[Saved entries]
+---+
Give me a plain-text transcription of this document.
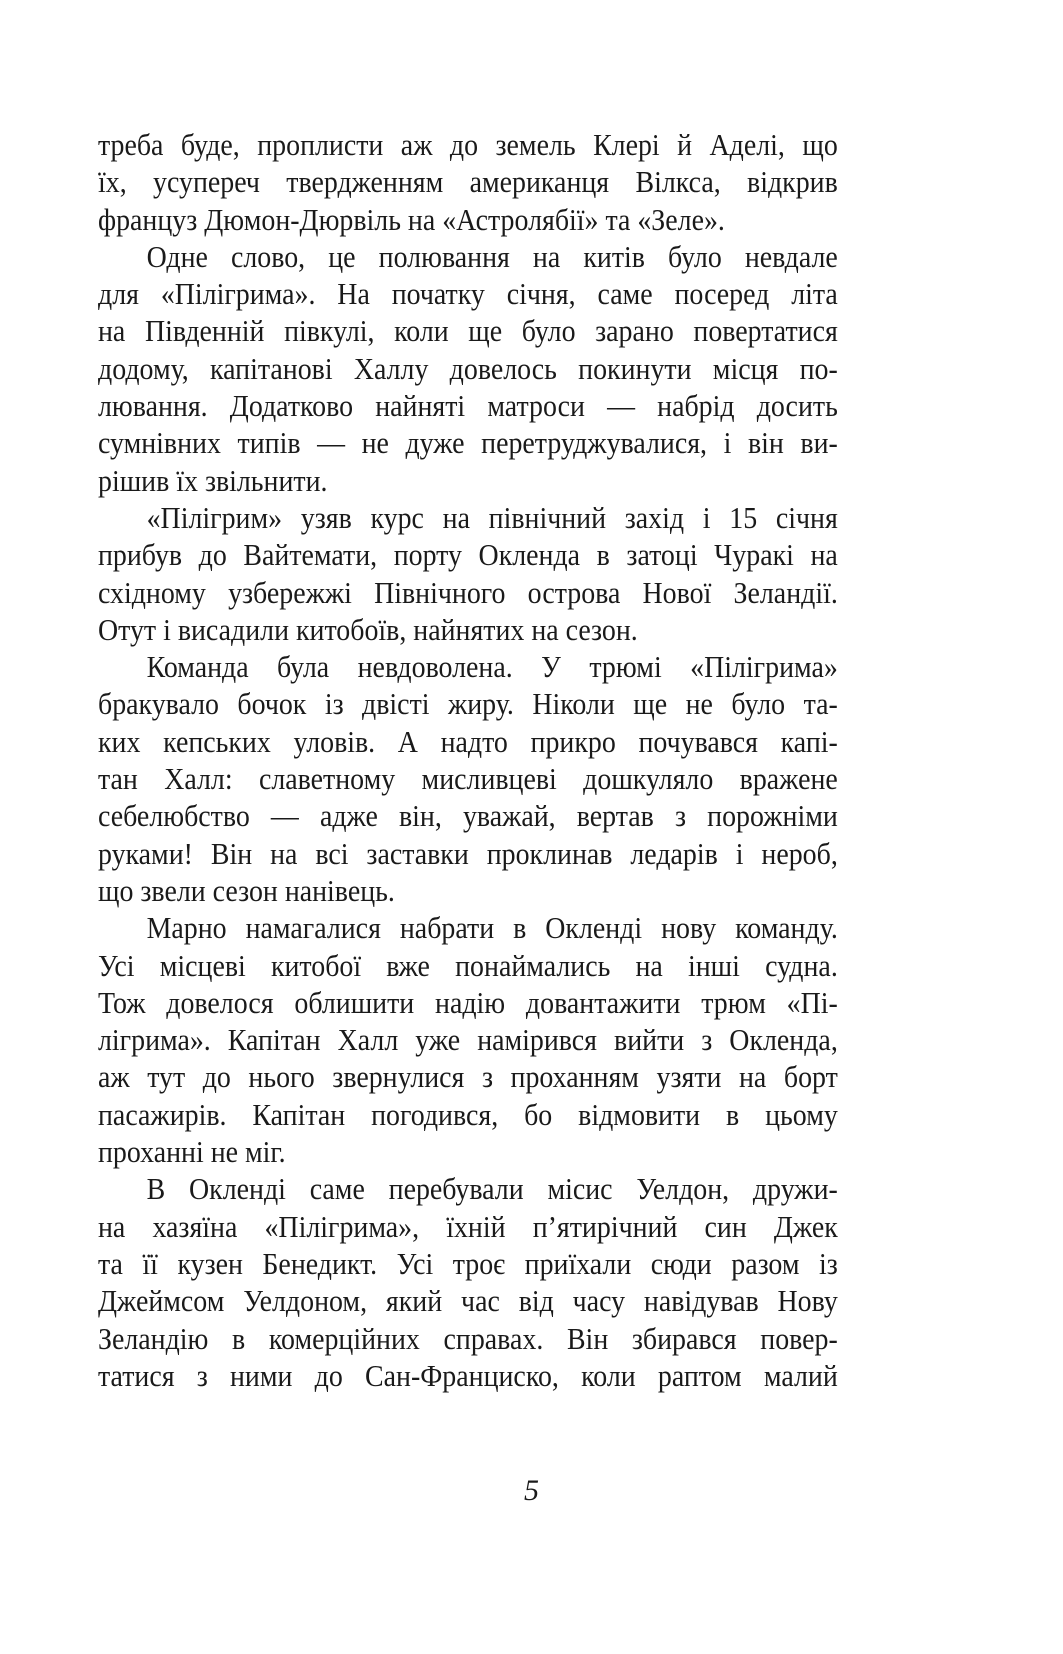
треба буде, проплисти аж до земель Клері й Аделі, що
їх, усупереч твердженням американця Вілкса, відкрив
француз Дюмон-Дюрвіль на «Астролябії» та «Зеле».
Одне слово, це полювання на китів було невдале
для «Пілігрима». На початку січня, саме посеред літа
на Південній півкулі, коли ще було зарано повертатися
додому, капітанові Халлу довелось покинути місця по-
лювання. Додатково найняті матроси — набрід досить
сумнівних типів — не дуже перетруджувалися, і він ви-
рішив їх звільнити.
«Пілігрим» узяв курс на північний захід і 15 січня
прибув до Вайтемати, порту Окленда в затоці Чуракі на
східному узбережжі Північного острова Нової Зеландії.
Отут і висадили китобоїв, найнятих на сезон.
Команда була невдоволена. У трюмі «Пілігрима»
бракувало бочок із двісті жиру. Ніколи ще не було та-
ких кепських уловів. А надто прикро почувався капі-
тан Халл: славетному мисливцеві дошкуляло вражене
себелюбство — адже він, уважай, вертав з порожніми
руками! Він на всі заставки проклинав ледарів і нероб,
що звели сезон нанівець.
Марно намагалися набрати в Окленді нову команду.
Усі місцеві китобої вже понаймались на інші судна.
Тож довелося облишити надію довантажити трюм «Пі-
лігрима». Капітан Халл уже намірився вийти з Окленда,
аж тут до нього звернулися з проханням узяти на борт
пасажирів. Капітан погодився, бо відмовити в цьому
проханні не міг.
В Окленді саме перебували місис Уелдон, дружи-
на хазяїна «Пілігрима», їхній п’ятирічний син Джек
та її кузен Бенедикт. Усі троє приїхали сюди разом із
Джеймсом Уелдоном, який час від часу навідував Нову
Зеландію в комерційних справах. Він збирався повер-
татися з ними до Сан-Франциско, коли раптом малий
5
+---+
Task: Reproduce every line from the entries that holds the word "січня".

Solved problem:
для «Пілігрима». На початку січня, саме посеред літа
«Пілігрим» узяв курс на північний захід і 15 січня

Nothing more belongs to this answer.